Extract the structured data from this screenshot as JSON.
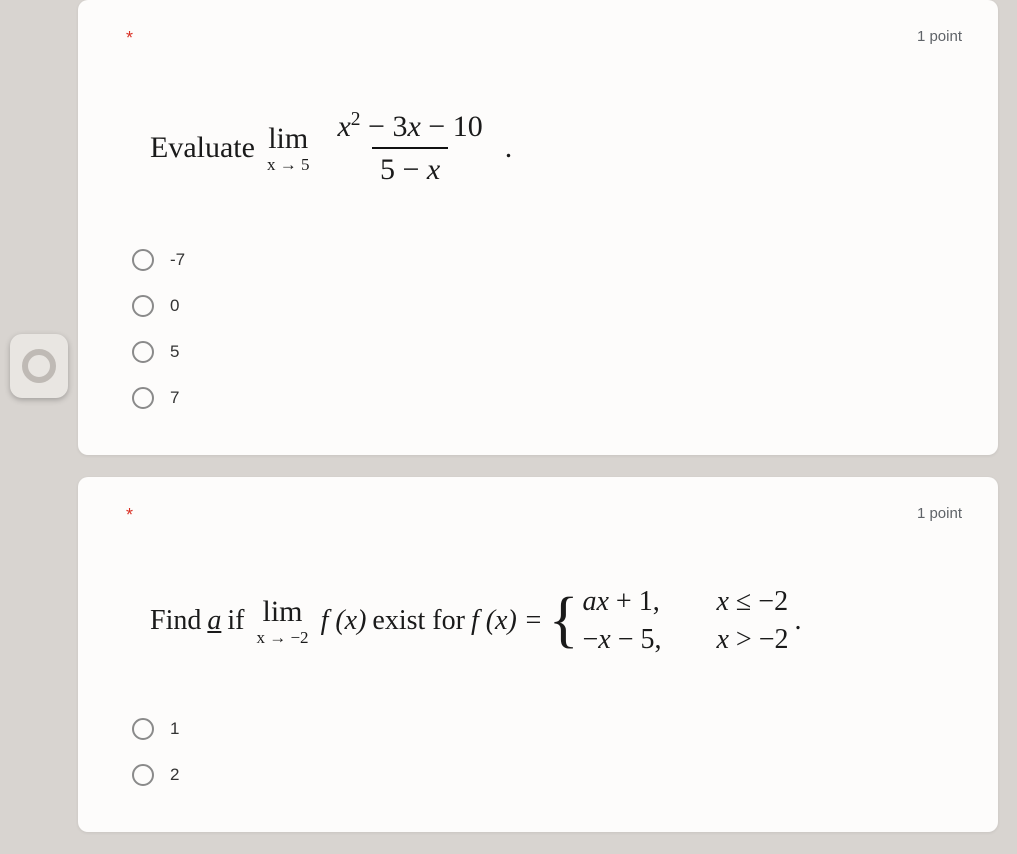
{
  "colors": {
    "page_bg": "#d8d4d0",
    "card_bg": "#fdfcfb",
    "text": "#1a1a1a",
    "muted": "#5f6368",
    "required": "#d93025",
    "radio_border": "#8a8a8a"
  },
  "q1": {
    "required_marker": "*",
    "points_label": "1 point",
    "prompt_word": "Evaluate",
    "lim_label": "lim",
    "lim_approach": "x → 5",
    "numerator": "x² − 3x − 10",
    "denominator": "5 − x",
    "trailing_dot": ".",
    "options": [
      {
        "label": "-7",
        "value": "-7"
      },
      {
        "label": "0",
        "value": "0"
      },
      {
        "label": "5",
        "value": "5"
      },
      {
        "label": "7",
        "value": "7"
      }
    ]
  },
  "q2": {
    "required_marker": "*",
    "points_label": "1 point",
    "prompt_prefix": "Find ",
    "prompt_var": "a",
    "prompt_mid": " if ",
    "lim_label": "lim",
    "lim_approach": "x → −2",
    "fx1": "f (x)",
    "exist_text": " exist for ",
    "fx2": "f (x) = ",
    "piece1_expr": "ax + 1,",
    "piece1_cond": "x ≤ −2",
    "piece2_expr": "−x − 5,",
    "piece2_cond": "x > −2",
    "trailing_dot": ".",
    "options": [
      {
        "label": "1",
        "value": "1"
      },
      {
        "label": "2",
        "value": "2"
      }
    ]
  }
}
###
PROBLEM DESCRIPTION:
Give back each entry exactly as it appears, with no pictures.

RESPONSE:
Extract the structured data from this screenshot as JSON.
{
  "colors": {
    "page_bg": "#d8d4d0",
    "card_bg": "#fdfcfb",
    "text": "#1a1a1a",
    "muted": "#5f6368",
    "required": "#d93025",
    "radio_border": "#8a8a8a"
  },
  "q1": {
    "required_marker": "*",
    "points_label": "1 point",
    "prompt_word": "Evaluate",
    "lim_label": "lim",
    "lim_approach": "x → 5",
    "numerator": "x² − 3x − 10",
    "denominator": "5 − x",
    "trailing_dot": ".",
    "options": [
      {
        "label": "-7",
        "value": "-7"
      },
      {
        "label": "0",
        "value": "0"
      },
      {
        "label": "5",
        "value": "5"
      },
      {
        "label": "7",
        "value": "7"
      }
    ]
  },
  "q2": {
    "required_marker": "*",
    "points_label": "1 point",
    "prompt_prefix": "Find ",
    "prompt_var": "a",
    "prompt_mid": " if ",
    "lim_label": "lim",
    "lim_approach": "x → −2",
    "fx1": "f (x)",
    "exist_text": " exist for ",
    "fx2": "f (x) = ",
    "piece1_expr": "ax + 1,",
    "piece1_cond": "x ≤ −2",
    "piece2_expr": "−x − 5,",
    "piece2_cond": "x > −2",
    "trailing_dot": ".",
    "options": [
      {
        "label": "1",
        "value": "1"
      },
      {
        "label": "2",
        "value": "2"
      }
    ]
  }
}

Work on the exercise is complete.